Task statement:
Omit images. Retype all entries verbatim.

[Records from a data collection]

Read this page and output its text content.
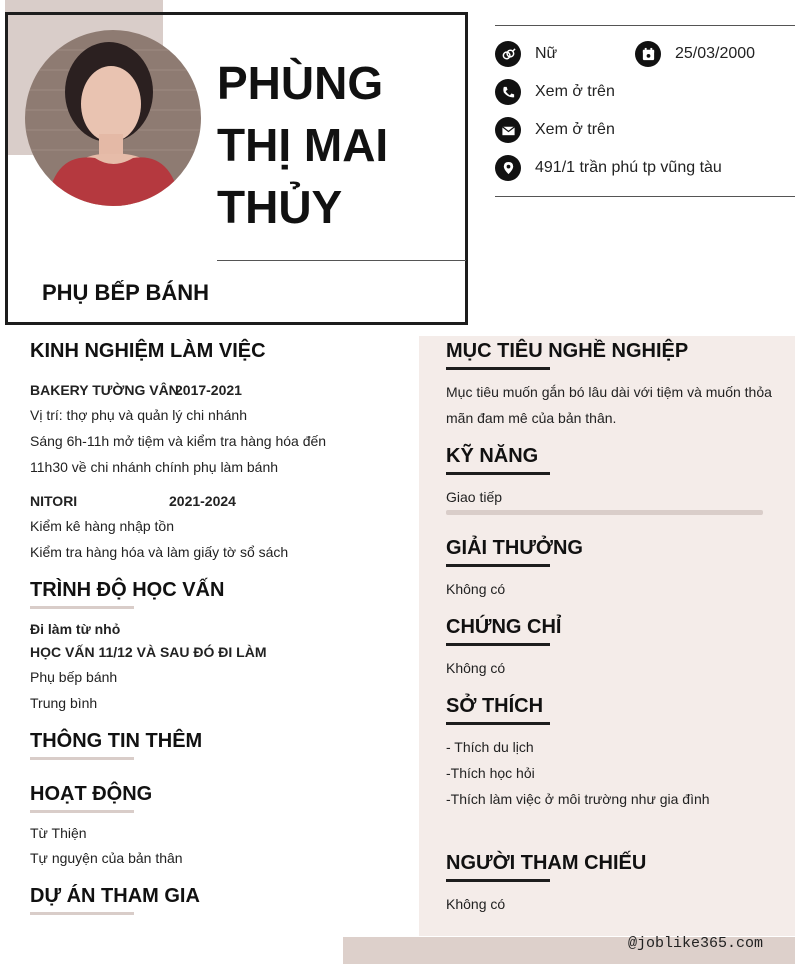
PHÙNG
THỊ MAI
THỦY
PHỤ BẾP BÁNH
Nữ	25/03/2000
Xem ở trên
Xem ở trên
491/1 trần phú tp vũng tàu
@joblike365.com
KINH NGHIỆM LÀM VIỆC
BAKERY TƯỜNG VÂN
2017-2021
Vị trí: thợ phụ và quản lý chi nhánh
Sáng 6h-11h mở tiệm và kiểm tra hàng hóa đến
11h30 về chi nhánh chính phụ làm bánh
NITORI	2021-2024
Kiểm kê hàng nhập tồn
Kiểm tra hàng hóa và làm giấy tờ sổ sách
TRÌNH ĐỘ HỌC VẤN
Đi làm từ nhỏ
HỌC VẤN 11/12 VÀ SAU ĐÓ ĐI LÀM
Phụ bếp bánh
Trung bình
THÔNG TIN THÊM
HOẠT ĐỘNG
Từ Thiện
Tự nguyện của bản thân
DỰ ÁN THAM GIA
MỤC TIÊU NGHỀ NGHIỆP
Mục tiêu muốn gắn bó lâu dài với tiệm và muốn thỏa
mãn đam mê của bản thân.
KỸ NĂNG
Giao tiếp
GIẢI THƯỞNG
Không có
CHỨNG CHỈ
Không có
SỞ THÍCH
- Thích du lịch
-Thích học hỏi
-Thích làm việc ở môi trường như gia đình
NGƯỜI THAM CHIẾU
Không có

Output of the exercise:
Read this page and output its text content.
PHÙNG
THỊ MAI
THỦY
PHỤ BẾP BÁNH
Nữ	25/03/2000
Xem ở trên
Xem ở trên
491/1 trần phú tp vũng tàu
@joblike365.com
KINH NGHIỆM LÀM VIỆC
BAKERY TƯỜNG VÂN
2017-2021
Vị trí: thợ phụ và quản lý chi nhánh
Sáng 6h-11h mở tiệm và kiểm tra hàng hóa đến
11h30 về chi nhánh chính phụ làm bánh
NITORI	2021-2024
Kiểm kê hàng nhập tồn
Kiểm tra hàng hóa và làm giấy tờ sổ sách
TRÌNH ĐỘ HỌC VẤN
Đi làm từ nhỏ
HỌC VẤN 11/12 VÀ SAU ĐÓ ĐI LÀM
Phụ bếp bánh
Trung bình
THÔNG TIN THÊM
HOẠT ĐỘNG
Từ Thiện
Tự nguyện của bản thân
DỰ ÁN THAM GIA
MỤC TIÊU NGHỀ NGHIỆP
Mục tiêu muốn gắn bó lâu dài với tiệm và muốn thỏa
mãn đam mê của bản thân.
KỸ NĂNG
Giao tiếp
GIẢI THƯỞNG
Không có
CHỨNG CHỈ
Không có
SỞ THÍCH
- Thích du lịch
-Thích học hỏi
-Thích làm việc ở môi trường như gia đình
NGƯỜI THAM CHIẾU
Không có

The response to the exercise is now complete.